In the copy, keep every record exact and leave out all images.
#####
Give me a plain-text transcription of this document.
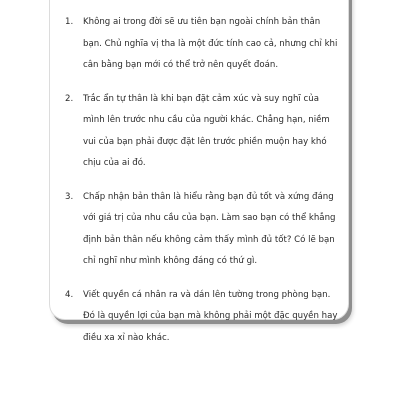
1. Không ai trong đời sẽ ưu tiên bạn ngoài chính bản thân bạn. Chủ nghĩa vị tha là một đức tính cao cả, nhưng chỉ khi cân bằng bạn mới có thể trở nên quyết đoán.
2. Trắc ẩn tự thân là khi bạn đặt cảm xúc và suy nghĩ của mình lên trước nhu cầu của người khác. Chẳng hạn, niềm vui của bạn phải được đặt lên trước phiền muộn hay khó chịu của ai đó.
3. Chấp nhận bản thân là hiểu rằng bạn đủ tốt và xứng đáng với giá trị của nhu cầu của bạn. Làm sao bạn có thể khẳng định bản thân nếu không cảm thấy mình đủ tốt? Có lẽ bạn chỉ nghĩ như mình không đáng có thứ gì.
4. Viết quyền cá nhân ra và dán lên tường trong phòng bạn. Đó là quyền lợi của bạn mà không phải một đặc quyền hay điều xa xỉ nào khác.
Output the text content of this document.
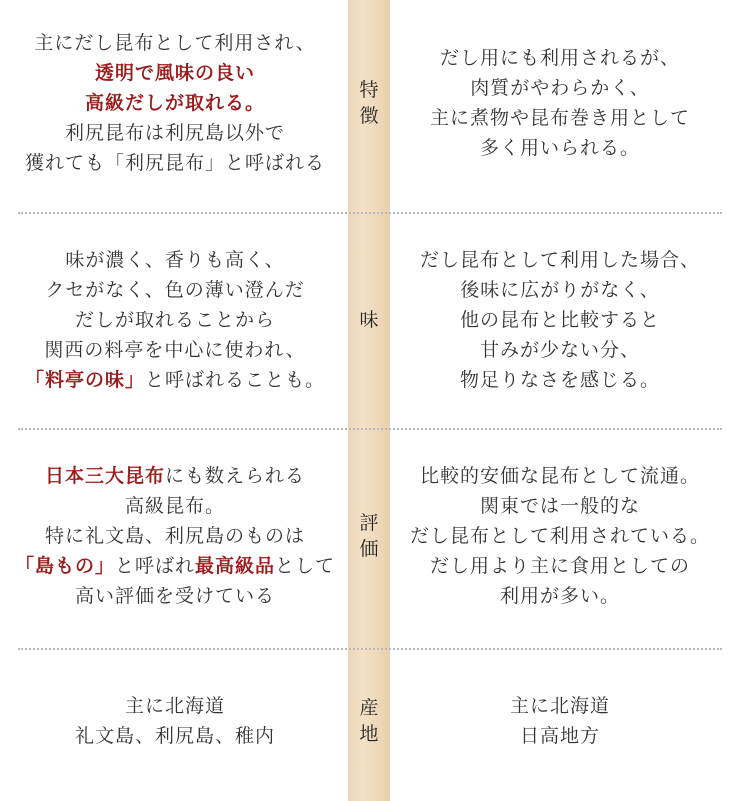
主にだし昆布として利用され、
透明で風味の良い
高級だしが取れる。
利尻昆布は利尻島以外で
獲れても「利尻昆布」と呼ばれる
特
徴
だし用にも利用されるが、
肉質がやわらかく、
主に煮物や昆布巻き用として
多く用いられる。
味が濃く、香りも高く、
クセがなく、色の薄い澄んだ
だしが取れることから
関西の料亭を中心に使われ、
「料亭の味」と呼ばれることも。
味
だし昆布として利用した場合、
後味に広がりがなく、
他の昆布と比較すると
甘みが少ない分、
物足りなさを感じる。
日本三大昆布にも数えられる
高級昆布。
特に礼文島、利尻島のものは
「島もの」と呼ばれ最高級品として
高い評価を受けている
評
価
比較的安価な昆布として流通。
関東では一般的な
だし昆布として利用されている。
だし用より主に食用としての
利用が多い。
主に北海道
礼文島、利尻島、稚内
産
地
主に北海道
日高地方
#####
### Worked answer
Give me a plain-text transcription of this document.
1. Không ai trong đời sẽ ưu tiên bạn ngoài chính bản thân bạn. Chủ nghĩa vị tha là một đức tính cao cả, nhưng chỉ khi cân bằng bạn mới có thể trở nên quyết đoán.
2. Trắc ẩn tự thân là khi bạn đặt cảm xúc và suy nghĩ của mình lên trước nhu cầu của người khác. Chẳng hạn, niềm vui của bạn phải được đặt lên trước phiền muộn hay khó chịu của ai đó.
3. Chấp nhận bản thân là hiểu rằng bạn đủ tốt và xứng đáng với giá trị của nhu cầu của bạn. Làm sao bạn có thể khẳng định bản thân nếu không cảm thấy mình đủ tốt? Có lẽ bạn chỉ nghĩ như mình không đáng có thứ gì.
4. Viết quyền cá nhân ra và dán lên tường trong phòng bạn. Đó là quyền lợi của bạn mà không phải một đặc quyền hay điều xa xỉ nào khác.
Output the text content of this document.
主にだし昆布として利用され、
透明で風味の良い
高級だしが取れる。
利尻昆布は利尻島以外で
獲れても「利尻昆布」と呼ばれる
特
徴
だし用にも利用されるが、
肉質がやわらかく、
主に煮物や昆布巻き用として
多く用いられる。
味が濃く、香りも高く、
クセがなく、色の薄い澄んだ
だしが取れることから
関西の料亭を中心に使われ、
「料亭の味」と呼ばれることも。
味
だし昆布として利用した場合、
後味に広がりがなく、
他の昆布と比較すると
甘みが少ない分、
物足りなさを感じる。
日本三大昆布にも数えられる
高級昆布。
特に礼文島、利尻島のものは
「島もの」と呼ばれ最高級品として
高い評価を受けている
評
価
比較的安価な昆布として流通。
関東では一般的な
だし昆布として利用されている。
だし用より主に食用としての
利用が多い。
主に北海道
礼文島、利尻島、稚内
産
地
主に北海道
日高地方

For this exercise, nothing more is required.